— Start Data lines —

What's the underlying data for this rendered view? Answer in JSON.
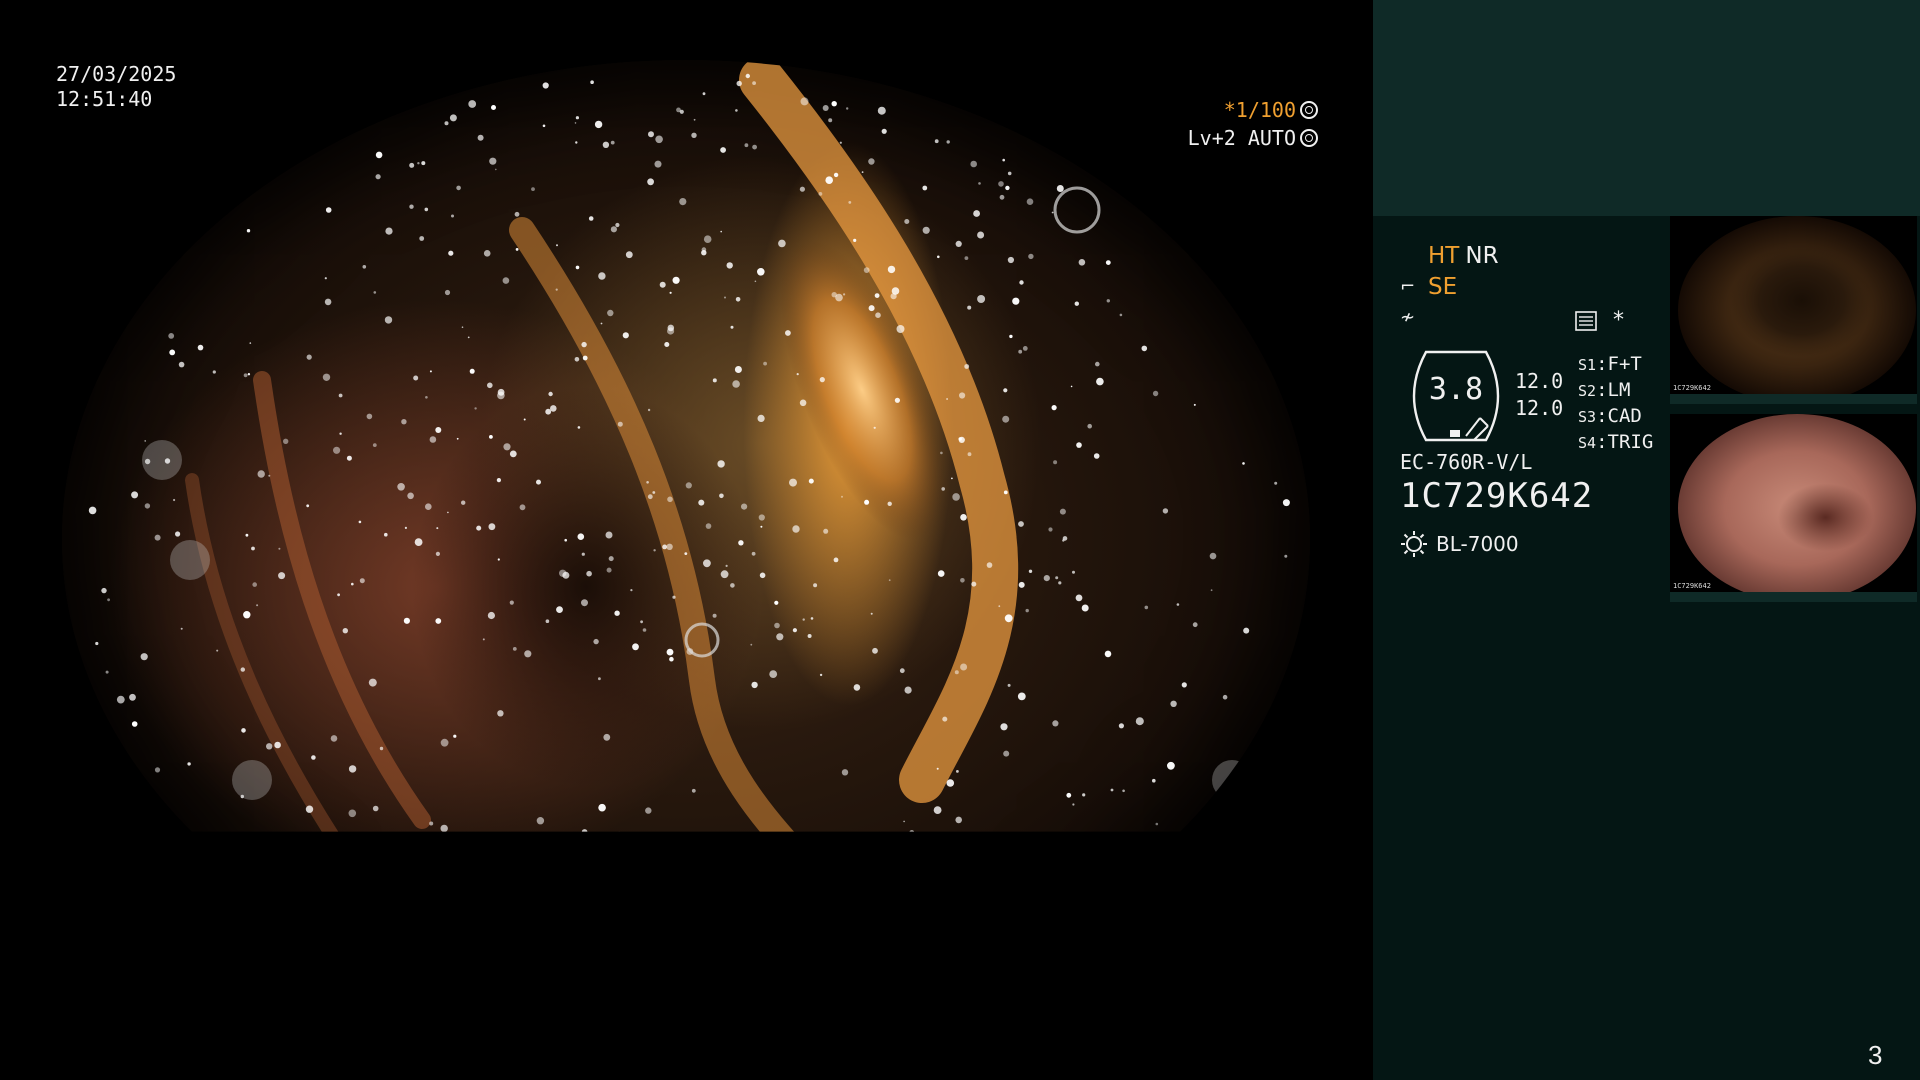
{
  "main_view": {
    "date": "27/03/2025",
    "time": "12:51:40",
    "shutter": "*1/100",
    "level": "Lv+2 AUTO"
  },
  "panel": {
    "mode_ht": "HT",
    "mode_nr": "NR",
    "mode_se": "SE",
    "settings_star": "*",
    "scope_value": "3.8",
    "scope_num_1": "12.0",
    "scope_num_2": "12.0",
    "switches": [
      {
        "key": "S1",
        "value": "F+T"
      },
      {
        "key": "S2",
        "value": "LM"
      },
      {
        "key": "S3",
        "value": "CAD"
      },
      {
        "key": "S4",
        "value": "TRIG"
      }
    ],
    "model": "EC-760R-V/L",
    "serial": "1C729K642",
    "light_source": "BL-7000"
  },
  "thumbnails": [
    {
      "label": "1C729K642",
      "kind": "brown-colon"
    },
    {
      "label": "1C729K642",
      "kind": "pink-colon"
    }
  ],
  "page_number": "3",
  "colors": {
    "accent": "#f0a030",
    "panel_bg": "#041614",
    "panel_header": "#0f2a27",
    "text": "#f0f0f0"
  }
}
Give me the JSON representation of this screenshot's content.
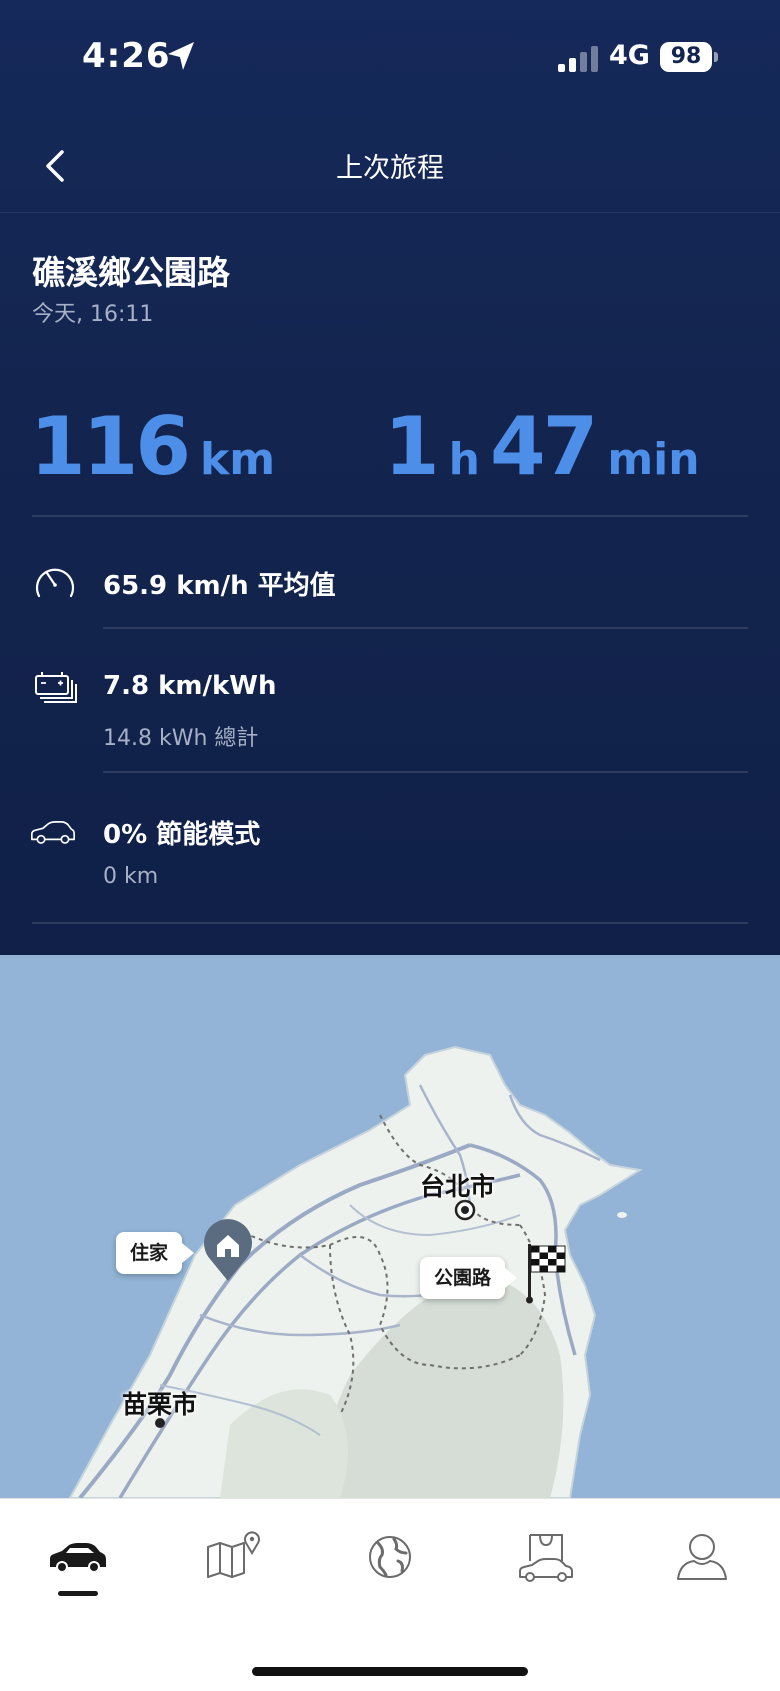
{
  "status_bar": {
    "time": "4:26",
    "network": "4G",
    "battery": "98"
  },
  "header": {
    "title": "上次旅程"
  },
  "trip": {
    "location": "礁溪鄉公園路",
    "timestamp": "今天, 16:11",
    "distance_value": "116",
    "distance_unit": "km",
    "duration_hours": "1",
    "duration_hours_unit": "h",
    "duration_minutes": "47",
    "duration_minutes_unit": "min"
  },
  "stats": {
    "speed": {
      "main": "65.9 km/h 平均值"
    },
    "efficiency": {
      "main": "7.8 km/kWh",
      "sub": "14.8 kWh 總計"
    },
    "eco": {
      "main": "0% 節能模式",
      "sub": "0 km"
    }
  },
  "map": {
    "home_label": "住家",
    "destination_label": "公園路",
    "city_taipei": "台北市",
    "city_miaoli": "苗栗市"
  },
  "tabs": [
    {
      "icon": "car-icon",
      "selected": true
    },
    {
      "icon": "map-pin-icon",
      "selected": false
    },
    {
      "icon": "globe-icon",
      "selected": false
    },
    {
      "icon": "shop-car-icon",
      "selected": false
    },
    {
      "icon": "profile-icon",
      "selected": false
    }
  ],
  "colors": {
    "accent": "#4d8fe8",
    "panel": "#13254f",
    "water": "#93b4d6"
  }
}
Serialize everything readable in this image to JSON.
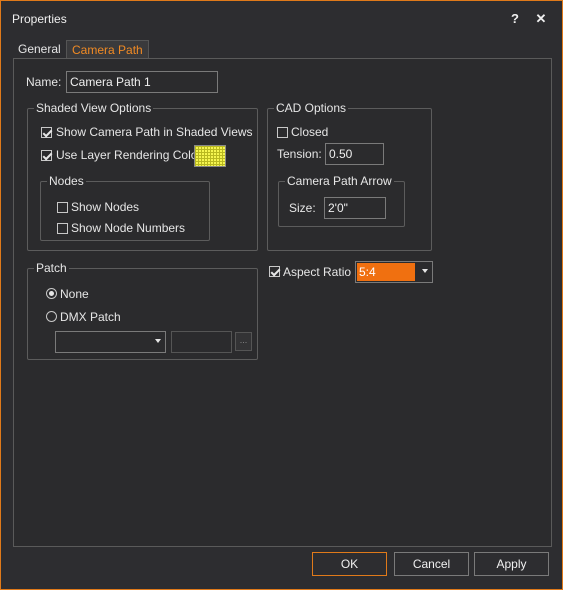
{
  "window": {
    "title": "Properties",
    "help_label": "?",
    "close_label": "✕"
  },
  "tabs": [
    {
      "label": "General",
      "active": false
    },
    {
      "label": "Camera Path",
      "active": true
    }
  ],
  "name": {
    "label": "Name:",
    "value": "Camera Path 1"
  },
  "shaded_view_options": {
    "title": "Shaded View Options",
    "show_camera_path": {
      "label": "Show Camera Path in Shaded Views",
      "checked": true
    },
    "use_layer_color": {
      "label": "Use Layer Rendering Color",
      "checked": true,
      "swatch_color": "#f5f550"
    },
    "nodes": {
      "title": "Nodes",
      "show_nodes": {
        "label": "Show Nodes",
        "checked": false
      },
      "show_node_numbers": {
        "label": "Show Node Numbers",
        "checked": false
      }
    }
  },
  "cad_options": {
    "title": "CAD Options",
    "closed": {
      "label": "Closed",
      "checked": false
    },
    "tension": {
      "label": "Tension:",
      "value": "0.50"
    },
    "arrow": {
      "title": "Camera Path Arrow",
      "size_label": "Size:",
      "size_value": "2'0\""
    }
  },
  "patch": {
    "title": "Patch",
    "none": {
      "label": "None",
      "selected": true
    },
    "dmx": {
      "label": "DMX Patch",
      "selected": false
    },
    "dropdown_value": "",
    "field_value": "",
    "browse_label": "..."
  },
  "aspect_ratio": {
    "label": "Aspect Ratio",
    "checked": true,
    "value": "5:4",
    "accent": "#f07010"
  },
  "footer": {
    "ok_label": "OK",
    "cancel_label": "Cancel",
    "apply_label": "Apply"
  },
  "colors": {
    "accent": "#e07a1a",
    "tab_active": "#f08a24"
  }
}
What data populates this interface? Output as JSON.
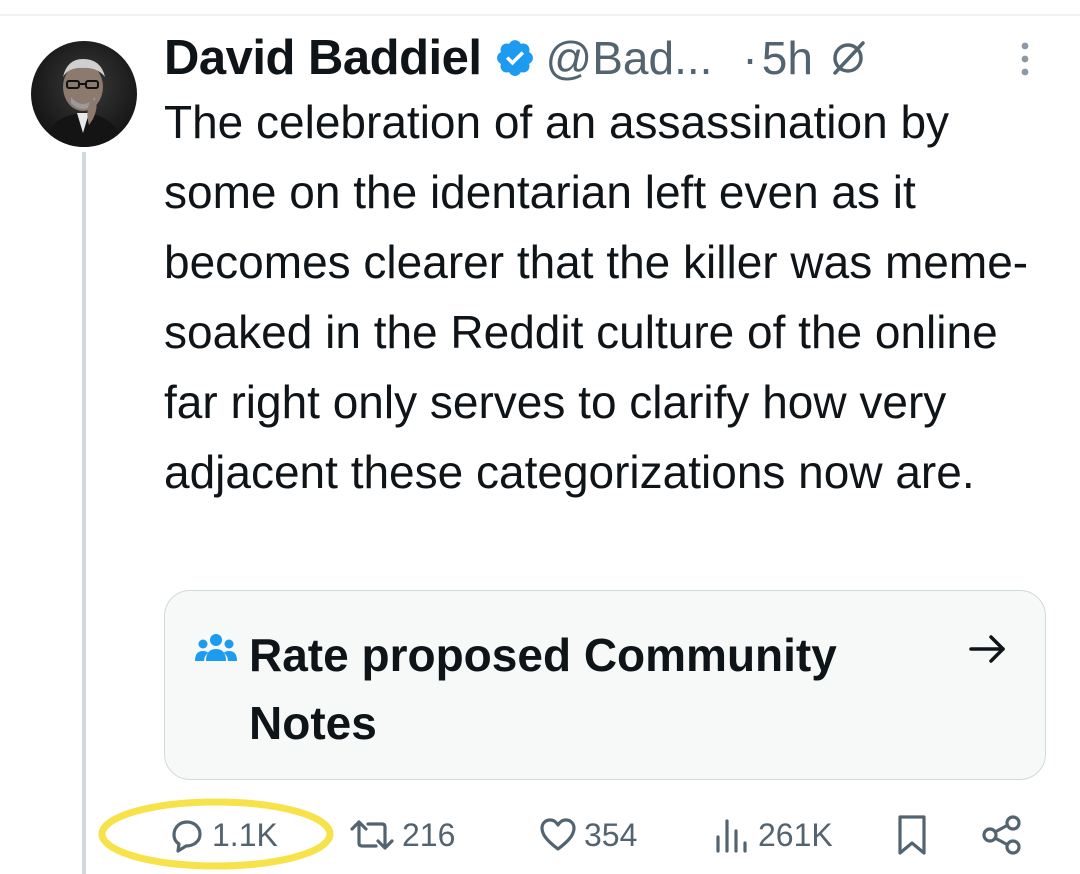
{
  "tweet": {
    "display_name": "David Baddiel",
    "handle": "@Bad...",
    "separator": "·",
    "time": "5h",
    "text": "The celebration of an assassination by some on the identarian left even as it becomes clearer that the killer was meme-soaked in the Reddit culture of the online far right only serves to clarify how very adjacent these categorizations now are."
  },
  "community_note": {
    "label": "Rate proposed Community Notes"
  },
  "actions": {
    "replies": "1.1K",
    "reposts": "216",
    "likes": "354",
    "views": "261K"
  },
  "colors": {
    "verified_blue": "#1d9bf0",
    "highlight_yellow": "#f7e24a",
    "secondary_text": "#536471"
  },
  "icons": [
    "verified-badge-icon",
    "grok-icon",
    "more-icon",
    "community-icon",
    "arrow-right-icon",
    "reply-icon",
    "repost-icon",
    "like-icon",
    "views-icon",
    "bookmark-icon",
    "share-icon"
  ]
}
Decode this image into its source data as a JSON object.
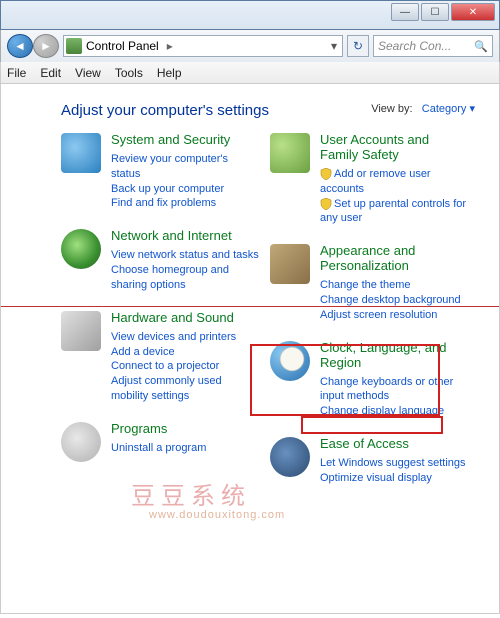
{
  "window": {
    "min_glyph": "—",
    "max_glyph": "☐",
    "close_glyph": "✕"
  },
  "nav": {
    "back_glyph": "◄",
    "fwd_glyph": "►",
    "breadcrumb": "Control Panel",
    "arrow": "▸",
    "dropdown_glyph": "▾",
    "refresh_glyph": "↻",
    "search_placeholder": "Search Con...",
    "search_glyph": "🔍"
  },
  "menu": {
    "file": "File",
    "edit": "Edit",
    "view": "View",
    "tools": "Tools",
    "help": "Help"
  },
  "page": {
    "heading": "Adjust your computer's settings",
    "viewby_label": "View by:",
    "viewby_value": "Category",
    "viewby_arrow": "▾"
  },
  "categories": {
    "system": {
      "title": "System and Security",
      "links": [
        "Review your computer's status",
        "Back up your computer",
        "Find and fix problems"
      ]
    },
    "network": {
      "title": "Network and Internet",
      "links": [
        "View network status and tasks",
        "Choose homegroup and sharing options"
      ]
    },
    "hardware": {
      "title": "Hardware and Sound",
      "links": [
        "View devices and printers",
        "Add a device",
        "Connect to a projector",
        "Adjust commonly used mobility settings"
      ]
    },
    "programs": {
      "title": "Programs",
      "links": [
        "Uninstall a program"
      ]
    },
    "user": {
      "title": "User Accounts and Family Safety",
      "links": [
        "Add or remove user accounts",
        "Set up parental controls for any user"
      ],
      "shielded": [
        true,
        true
      ]
    },
    "appearance": {
      "title": "Appearance and Personalization",
      "links": [
        "Change the theme",
        "Change desktop background",
        "Adjust screen resolution"
      ]
    },
    "clock": {
      "title": "Clock, Language, and Region",
      "links": [
        "Change keyboards or other input methods",
        "Change display language"
      ]
    },
    "ease": {
      "title": "Ease of Access",
      "links": [
        "Let Windows suggest settings",
        "Optimize visual display"
      ]
    }
  },
  "watermarks": {
    "w1": "豆豆系统",
    "w2": "www.doudouxitong.com"
  }
}
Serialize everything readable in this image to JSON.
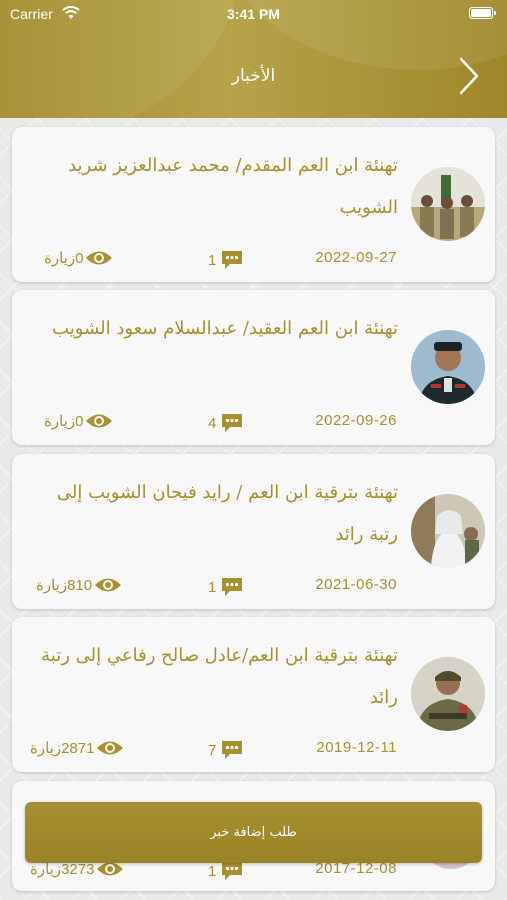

— End Data lines —

Short problem: Find every line in the entries that includes the word "computer", then state how many there are and nothing else.

Solution to this task: 3